Pull out from the material below all lines with "this".
+++ Given data
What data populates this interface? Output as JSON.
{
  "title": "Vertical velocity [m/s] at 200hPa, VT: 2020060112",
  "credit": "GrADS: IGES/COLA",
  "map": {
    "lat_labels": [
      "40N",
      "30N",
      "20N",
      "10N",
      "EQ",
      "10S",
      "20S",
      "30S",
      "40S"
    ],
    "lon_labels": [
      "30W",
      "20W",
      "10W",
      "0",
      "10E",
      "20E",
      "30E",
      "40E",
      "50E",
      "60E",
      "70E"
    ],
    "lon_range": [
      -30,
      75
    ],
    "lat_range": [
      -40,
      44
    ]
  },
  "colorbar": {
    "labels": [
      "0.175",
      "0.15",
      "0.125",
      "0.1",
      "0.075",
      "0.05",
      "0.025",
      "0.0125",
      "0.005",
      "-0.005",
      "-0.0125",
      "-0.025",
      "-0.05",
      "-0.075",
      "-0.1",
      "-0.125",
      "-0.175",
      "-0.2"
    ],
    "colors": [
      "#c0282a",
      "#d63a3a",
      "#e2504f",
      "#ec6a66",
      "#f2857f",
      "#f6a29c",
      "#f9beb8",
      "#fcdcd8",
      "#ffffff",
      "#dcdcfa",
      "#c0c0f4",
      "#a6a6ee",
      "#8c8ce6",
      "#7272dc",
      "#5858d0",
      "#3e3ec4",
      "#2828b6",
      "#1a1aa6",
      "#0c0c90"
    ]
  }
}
++++++
+++ Given data
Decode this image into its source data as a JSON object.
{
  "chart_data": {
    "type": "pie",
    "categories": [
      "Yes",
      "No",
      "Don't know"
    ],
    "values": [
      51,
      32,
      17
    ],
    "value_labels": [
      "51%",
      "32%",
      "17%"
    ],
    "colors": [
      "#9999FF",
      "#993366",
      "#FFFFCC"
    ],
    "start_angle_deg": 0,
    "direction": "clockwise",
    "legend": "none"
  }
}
++++++
- Completed exercise -
What data populates this interface? Output as JSON.
Decode this image into its source data as a JSON object.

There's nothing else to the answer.